WHAT NEEDS TO BE DONE: From the listing below, return each line that includes "ejemplo".

[Data excerpts]
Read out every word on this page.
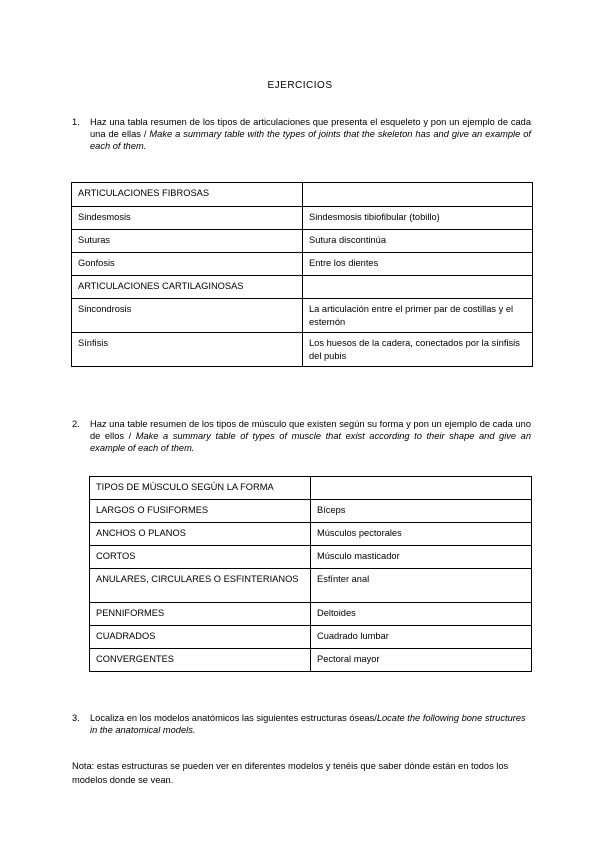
EJERCICIOS
1. Haz una tabla resumen de los tipos de articulaciones que presenta el esqueleto y pon un ejemplo de cada una de ellas / Make a summary table with the types of joints that the skeleton has and give an example of each of them.
ARTICULACIONES FIBROSAS	
Sindesmosis	Sindesmosis tibiofibular (tobillo)
Suturas	Sutura discontinúa
Gonfosis	Entre los dientes
ARTICULACIONES CARTILAGINOSAS	
Sincondrosis	La articulación entre el primer par de costillas y el esternón
Sínfisis	Los huesos de la cadera, conectados por la sínfisis del pubis
2. Haz una table resumen de los tipos de músculo que existen según su forma y pon un ejemplo de cada uno de ellos / Make a summary table of types of muscle that exist according to their shape and give an example of each of them.
TIPOS DE MÚSCULO SEGÚN LA FORMA	
LARGOS O FUSIFORMES	Bíceps
ANCHOS O PLANOS	Músculos pectorales
CORTOS	Músculo masticador
ANULARES, CIRCULARES O ESFINTERIANOS	Esfínter anal
PENNIFORMES	Deltoides
CUADRADOS	Cuadrado lumbar
CONVERGENTES	Pectoral mayor
3. Localiza en los modelos anatómicos las siguientes estructuras óseas/Locate the following bone structures in the anatomical models.
Nota: estas estructuras se pueden ver en diferentes modelos y tenéis que saber dónde están en todos los modelos donde se vean.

TASK RESULT:
1. Haz una tabla resumen de los tipos de articulaciones que presenta el esqueleto y pon un ejemplo de cada una de ellas / Make a summary table with the types of joints that the skeleton has and give an example of each of them.
2. Haz una table resumen de los tipos de músculo que existen según su forma y pon un ejemplo de cada uno de ellos / Make a summary table of types of muscle that exist according to their shape and give an example of each of them.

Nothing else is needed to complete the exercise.